** begin Given data **

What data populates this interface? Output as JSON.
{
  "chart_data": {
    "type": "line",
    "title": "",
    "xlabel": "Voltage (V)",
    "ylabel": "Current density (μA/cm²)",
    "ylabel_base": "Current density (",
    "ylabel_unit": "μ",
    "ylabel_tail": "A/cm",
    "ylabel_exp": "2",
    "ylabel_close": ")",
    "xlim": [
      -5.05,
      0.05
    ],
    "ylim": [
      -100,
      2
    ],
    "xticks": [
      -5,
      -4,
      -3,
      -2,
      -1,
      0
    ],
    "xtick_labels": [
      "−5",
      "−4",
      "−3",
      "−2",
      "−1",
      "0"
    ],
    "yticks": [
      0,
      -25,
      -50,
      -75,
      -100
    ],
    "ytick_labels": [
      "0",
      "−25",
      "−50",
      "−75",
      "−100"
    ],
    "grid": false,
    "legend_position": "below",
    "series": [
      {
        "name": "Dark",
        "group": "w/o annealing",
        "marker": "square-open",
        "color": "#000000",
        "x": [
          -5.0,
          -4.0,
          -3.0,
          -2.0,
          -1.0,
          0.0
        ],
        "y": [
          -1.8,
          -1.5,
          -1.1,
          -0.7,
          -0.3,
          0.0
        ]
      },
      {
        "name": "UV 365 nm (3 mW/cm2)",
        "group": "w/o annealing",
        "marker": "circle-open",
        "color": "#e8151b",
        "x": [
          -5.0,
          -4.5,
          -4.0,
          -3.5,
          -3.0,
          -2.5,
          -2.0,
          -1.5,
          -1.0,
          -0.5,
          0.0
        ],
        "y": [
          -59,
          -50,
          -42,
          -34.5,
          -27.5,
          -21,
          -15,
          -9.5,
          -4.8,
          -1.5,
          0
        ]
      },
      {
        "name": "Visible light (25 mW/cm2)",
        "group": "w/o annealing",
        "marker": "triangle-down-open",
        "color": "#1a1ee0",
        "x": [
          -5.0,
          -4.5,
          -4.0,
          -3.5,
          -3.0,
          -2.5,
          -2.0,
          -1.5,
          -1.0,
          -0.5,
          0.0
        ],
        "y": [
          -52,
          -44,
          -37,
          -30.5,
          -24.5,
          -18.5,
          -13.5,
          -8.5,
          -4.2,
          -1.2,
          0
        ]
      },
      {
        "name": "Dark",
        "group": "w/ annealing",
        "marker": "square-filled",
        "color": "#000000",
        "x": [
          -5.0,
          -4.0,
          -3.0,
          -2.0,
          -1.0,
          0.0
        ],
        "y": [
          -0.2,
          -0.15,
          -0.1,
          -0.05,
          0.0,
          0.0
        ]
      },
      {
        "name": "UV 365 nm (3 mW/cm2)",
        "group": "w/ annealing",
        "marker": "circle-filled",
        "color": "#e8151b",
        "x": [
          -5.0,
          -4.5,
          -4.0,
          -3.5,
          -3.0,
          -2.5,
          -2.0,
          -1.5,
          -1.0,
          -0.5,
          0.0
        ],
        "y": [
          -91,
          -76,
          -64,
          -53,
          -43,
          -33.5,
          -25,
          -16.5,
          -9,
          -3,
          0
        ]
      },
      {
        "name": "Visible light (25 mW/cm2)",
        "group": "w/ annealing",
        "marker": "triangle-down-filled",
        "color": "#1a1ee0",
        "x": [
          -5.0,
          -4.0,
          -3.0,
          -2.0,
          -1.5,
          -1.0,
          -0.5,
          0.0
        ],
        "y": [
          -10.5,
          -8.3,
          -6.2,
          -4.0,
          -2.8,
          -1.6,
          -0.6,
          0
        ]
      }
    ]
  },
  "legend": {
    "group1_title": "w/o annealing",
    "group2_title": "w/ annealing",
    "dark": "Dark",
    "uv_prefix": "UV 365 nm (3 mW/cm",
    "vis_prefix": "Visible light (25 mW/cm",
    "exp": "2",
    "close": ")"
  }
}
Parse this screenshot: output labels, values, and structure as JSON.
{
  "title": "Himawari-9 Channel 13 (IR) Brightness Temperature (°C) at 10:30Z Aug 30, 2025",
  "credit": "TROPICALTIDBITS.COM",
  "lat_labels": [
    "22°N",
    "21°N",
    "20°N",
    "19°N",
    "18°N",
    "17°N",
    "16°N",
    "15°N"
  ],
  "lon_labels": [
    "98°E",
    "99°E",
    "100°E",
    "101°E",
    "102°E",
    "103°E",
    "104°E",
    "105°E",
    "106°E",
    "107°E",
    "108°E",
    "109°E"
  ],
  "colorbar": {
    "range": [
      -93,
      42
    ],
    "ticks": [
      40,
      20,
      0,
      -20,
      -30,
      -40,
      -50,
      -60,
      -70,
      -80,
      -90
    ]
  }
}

** end Given data **
** begin Given data **

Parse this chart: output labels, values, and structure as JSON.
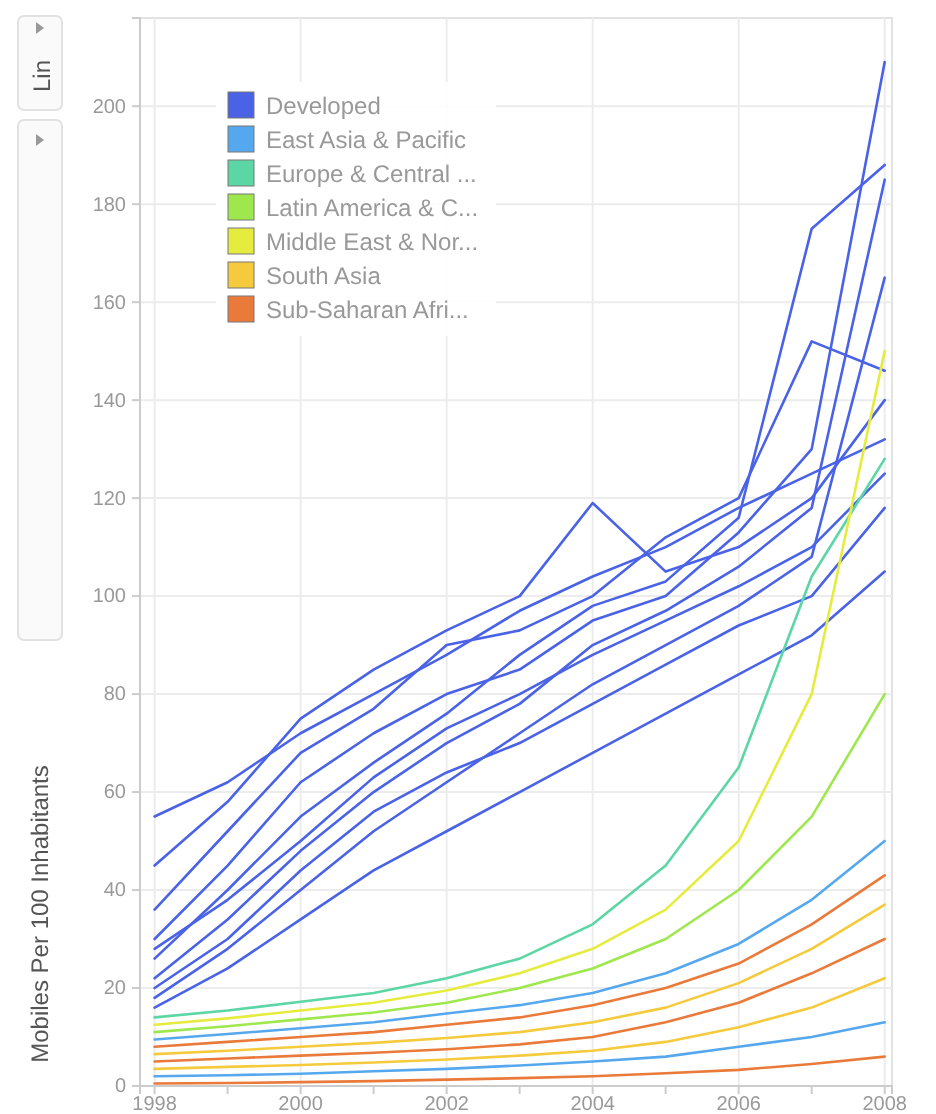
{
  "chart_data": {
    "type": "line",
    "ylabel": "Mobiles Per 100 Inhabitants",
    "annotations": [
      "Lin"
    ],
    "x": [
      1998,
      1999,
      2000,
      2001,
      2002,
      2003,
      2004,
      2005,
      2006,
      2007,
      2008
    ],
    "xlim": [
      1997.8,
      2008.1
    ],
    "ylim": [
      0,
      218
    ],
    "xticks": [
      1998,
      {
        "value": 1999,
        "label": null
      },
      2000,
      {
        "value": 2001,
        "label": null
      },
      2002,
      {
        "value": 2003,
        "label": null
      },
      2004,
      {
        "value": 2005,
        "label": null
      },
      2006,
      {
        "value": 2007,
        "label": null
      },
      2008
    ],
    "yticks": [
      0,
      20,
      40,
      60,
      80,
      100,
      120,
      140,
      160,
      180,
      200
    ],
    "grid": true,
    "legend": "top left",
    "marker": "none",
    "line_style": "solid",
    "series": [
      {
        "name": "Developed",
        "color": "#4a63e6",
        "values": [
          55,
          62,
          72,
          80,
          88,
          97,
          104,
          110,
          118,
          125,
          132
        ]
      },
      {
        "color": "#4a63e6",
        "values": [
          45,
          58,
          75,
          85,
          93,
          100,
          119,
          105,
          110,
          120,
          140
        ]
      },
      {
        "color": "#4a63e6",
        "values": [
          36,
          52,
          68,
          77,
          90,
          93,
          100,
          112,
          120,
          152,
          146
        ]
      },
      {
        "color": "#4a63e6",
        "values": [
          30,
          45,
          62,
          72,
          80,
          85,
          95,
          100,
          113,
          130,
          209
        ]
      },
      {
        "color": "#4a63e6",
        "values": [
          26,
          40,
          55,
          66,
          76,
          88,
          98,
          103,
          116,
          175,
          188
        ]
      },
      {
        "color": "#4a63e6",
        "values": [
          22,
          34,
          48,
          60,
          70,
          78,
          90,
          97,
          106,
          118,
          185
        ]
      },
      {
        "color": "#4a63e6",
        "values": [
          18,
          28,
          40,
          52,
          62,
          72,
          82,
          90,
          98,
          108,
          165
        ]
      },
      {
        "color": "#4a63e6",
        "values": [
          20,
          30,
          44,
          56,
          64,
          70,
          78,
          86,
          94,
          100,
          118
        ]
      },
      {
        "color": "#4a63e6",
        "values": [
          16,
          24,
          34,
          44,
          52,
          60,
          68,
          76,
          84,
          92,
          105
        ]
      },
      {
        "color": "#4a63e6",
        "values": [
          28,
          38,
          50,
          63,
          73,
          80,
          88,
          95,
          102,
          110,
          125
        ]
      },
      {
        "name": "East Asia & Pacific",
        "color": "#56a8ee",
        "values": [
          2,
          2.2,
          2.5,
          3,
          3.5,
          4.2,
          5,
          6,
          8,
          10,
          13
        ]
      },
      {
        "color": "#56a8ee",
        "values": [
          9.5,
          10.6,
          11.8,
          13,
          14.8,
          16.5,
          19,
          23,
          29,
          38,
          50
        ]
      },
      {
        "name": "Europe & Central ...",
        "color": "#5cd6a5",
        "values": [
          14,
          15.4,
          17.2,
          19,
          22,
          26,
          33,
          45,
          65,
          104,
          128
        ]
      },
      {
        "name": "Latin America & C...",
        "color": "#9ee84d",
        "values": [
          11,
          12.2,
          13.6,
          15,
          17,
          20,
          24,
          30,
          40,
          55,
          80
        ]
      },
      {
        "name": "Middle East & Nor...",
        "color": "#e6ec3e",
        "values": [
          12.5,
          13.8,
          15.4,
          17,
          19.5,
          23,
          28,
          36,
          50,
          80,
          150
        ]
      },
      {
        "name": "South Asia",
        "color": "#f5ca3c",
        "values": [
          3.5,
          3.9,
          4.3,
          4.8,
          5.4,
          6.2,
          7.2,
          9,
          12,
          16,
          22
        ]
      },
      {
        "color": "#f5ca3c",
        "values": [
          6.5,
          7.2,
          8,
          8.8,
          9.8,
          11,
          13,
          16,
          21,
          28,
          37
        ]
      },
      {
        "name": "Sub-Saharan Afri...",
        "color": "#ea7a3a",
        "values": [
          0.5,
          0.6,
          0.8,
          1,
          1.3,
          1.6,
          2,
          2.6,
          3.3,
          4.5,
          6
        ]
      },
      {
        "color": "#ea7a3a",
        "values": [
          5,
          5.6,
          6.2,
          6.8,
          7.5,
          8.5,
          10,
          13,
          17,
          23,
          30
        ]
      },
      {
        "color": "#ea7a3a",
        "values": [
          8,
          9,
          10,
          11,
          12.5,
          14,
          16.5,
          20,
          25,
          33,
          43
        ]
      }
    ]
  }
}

** end Given data **

Required work –
Scan the entries above. Copy each line that has the string "down".

Answer below –
        "marker": "triangle-down-open",
        "marker": "triangle-down-filled",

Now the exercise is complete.